What is expected
Could you write out the records below exactly as they appear, leaving out any pictures?

Provided records
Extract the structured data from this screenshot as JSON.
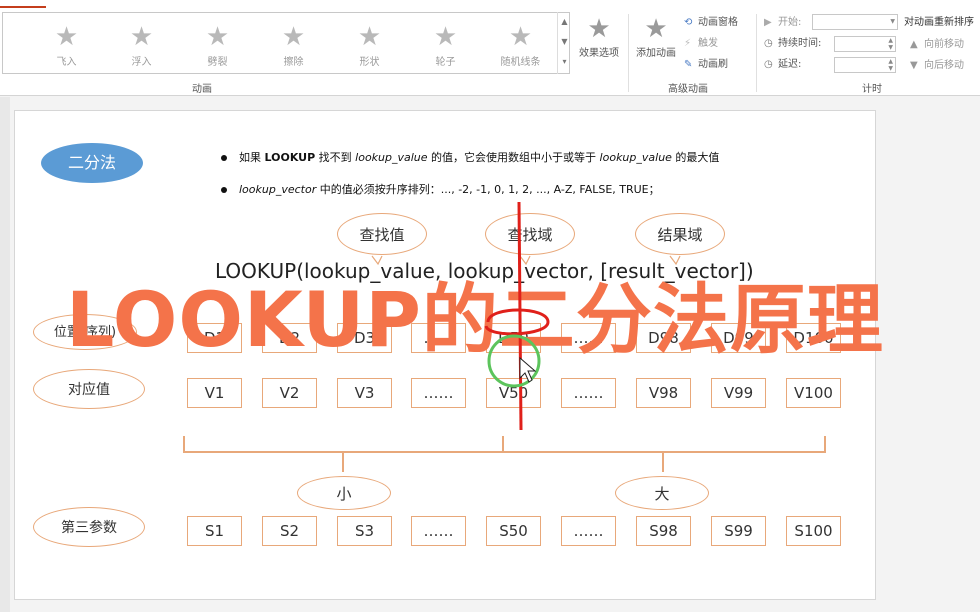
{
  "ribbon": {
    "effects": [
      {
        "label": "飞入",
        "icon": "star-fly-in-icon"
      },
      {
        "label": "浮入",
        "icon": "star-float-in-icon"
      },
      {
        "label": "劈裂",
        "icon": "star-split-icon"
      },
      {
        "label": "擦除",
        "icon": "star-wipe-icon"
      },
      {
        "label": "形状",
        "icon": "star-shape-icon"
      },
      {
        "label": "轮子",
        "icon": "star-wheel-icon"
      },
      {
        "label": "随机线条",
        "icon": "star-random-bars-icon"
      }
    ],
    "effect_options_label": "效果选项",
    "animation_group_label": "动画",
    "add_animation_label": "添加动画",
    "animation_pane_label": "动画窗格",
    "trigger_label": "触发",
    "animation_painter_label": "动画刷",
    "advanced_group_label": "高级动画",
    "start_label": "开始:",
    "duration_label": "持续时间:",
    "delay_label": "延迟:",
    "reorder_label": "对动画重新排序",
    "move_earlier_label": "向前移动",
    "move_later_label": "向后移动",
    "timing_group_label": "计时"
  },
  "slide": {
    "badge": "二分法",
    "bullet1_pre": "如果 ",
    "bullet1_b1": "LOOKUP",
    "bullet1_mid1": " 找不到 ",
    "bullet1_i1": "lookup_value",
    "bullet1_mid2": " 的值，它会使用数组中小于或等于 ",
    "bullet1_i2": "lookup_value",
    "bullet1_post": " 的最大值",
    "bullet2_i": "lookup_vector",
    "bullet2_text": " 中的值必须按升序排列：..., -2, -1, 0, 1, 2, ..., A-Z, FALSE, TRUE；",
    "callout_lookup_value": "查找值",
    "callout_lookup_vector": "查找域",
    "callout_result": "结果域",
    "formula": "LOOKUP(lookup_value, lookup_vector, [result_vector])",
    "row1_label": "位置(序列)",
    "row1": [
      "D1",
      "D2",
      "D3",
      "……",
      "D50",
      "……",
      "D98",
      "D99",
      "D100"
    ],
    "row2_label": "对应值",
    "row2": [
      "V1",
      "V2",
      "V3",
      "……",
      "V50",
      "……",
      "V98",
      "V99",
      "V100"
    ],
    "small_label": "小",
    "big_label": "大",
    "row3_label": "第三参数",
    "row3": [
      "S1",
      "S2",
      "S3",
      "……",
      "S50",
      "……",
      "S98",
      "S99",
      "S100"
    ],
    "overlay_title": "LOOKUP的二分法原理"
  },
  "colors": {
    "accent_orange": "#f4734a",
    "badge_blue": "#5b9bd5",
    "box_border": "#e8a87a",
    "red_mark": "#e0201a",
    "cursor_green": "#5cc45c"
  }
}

Output of the task
Extract the structured data from this screenshot as JSON.
{
  "ribbon": {
    "effects": [
      {
        "label": "飞入",
        "icon": "star-fly-in-icon"
      },
      {
        "label": "浮入",
        "icon": "star-float-in-icon"
      },
      {
        "label": "劈裂",
        "icon": "star-split-icon"
      },
      {
        "label": "擦除",
        "icon": "star-wipe-icon"
      },
      {
        "label": "形状",
        "icon": "star-shape-icon"
      },
      {
        "label": "轮子",
        "icon": "star-wheel-icon"
      },
      {
        "label": "随机线条",
        "icon": "star-random-bars-icon"
      }
    ],
    "effect_options_label": "效果选项",
    "animation_group_label": "动画",
    "add_animation_label": "添加动画",
    "animation_pane_label": "动画窗格",
    "trigger_label": "触发",
    "animation_painter_label": "动画刷",
    "advanced_group_label": "高级动画",
    "start_label": "开始:",
    "duration_label": "持续时间:",
    "delay_label": "延迟:",
    "reorder_label": "对动画重新排序",
    "move_earlier_label": "向前移动",
    "move_later_label": "向后移动",
    "timing_group_label": "计时"
  },
  "slide": {
    "badge": "二分法",
    "bullet1_pre": "如果 ",
    "bullet1_b1": "LOOKUP",
    "bullet1_mid1": " 找不到 ",
    "bullet1_i1": "lookup_value",
    "bullet1_mid2": " 的值，它会使用数组中小于或等于 ",
    "bullet1_i2": "lookup_value",
    "bullet1_post": " 的最大值",
    "bullet2_i": "lookup_vector",
    "bullet2_text": " 中的值必须按升序排列：..., -2, -1, 0, 1, 2, ..., A-Z, FALSE, TRUE；",
    "callout_lookup_value": "查找值",
    "callout_lookup_vector": "查找域",
    "callout_result": "结果域",
    "formula": "LOOKUP(lookup_value, lookup_vector, [result_vector])",
    "row1_label": "位置(序列)",
    "row1": [
      "D1",
      "D2",
      "D3",
      "……",
      "D50",
      "……",
      "D98",
      "D99",
      "D100"
    ],
    "row2_label": "对应值",
    "row2": [
      "V1",
      "V2",
      "V3",
      "……",
      "V50",
      "……",
      "V98",
      "V99",
      "V100"
    ],
    "small_label": "小",
    "big_label": "大",
    "row3_label": "第三参数",
    "row3": [
      "S1",
      "S2",
      "S3",
      "……",
      "S50",
      "……",
      "S98",
      "S99",
      "S100"
    ],
    "overlay_title": "LOOKUP的二分法原理"
  },
  "colors": {
    "accent_orange": "#f4734a",
    "badge_blue": "#5b9bd5",
    "box_border": "#e8a87a",
    "red_mark": "#e0201a",
    "cursor_green": "#5cc45c"
  }
}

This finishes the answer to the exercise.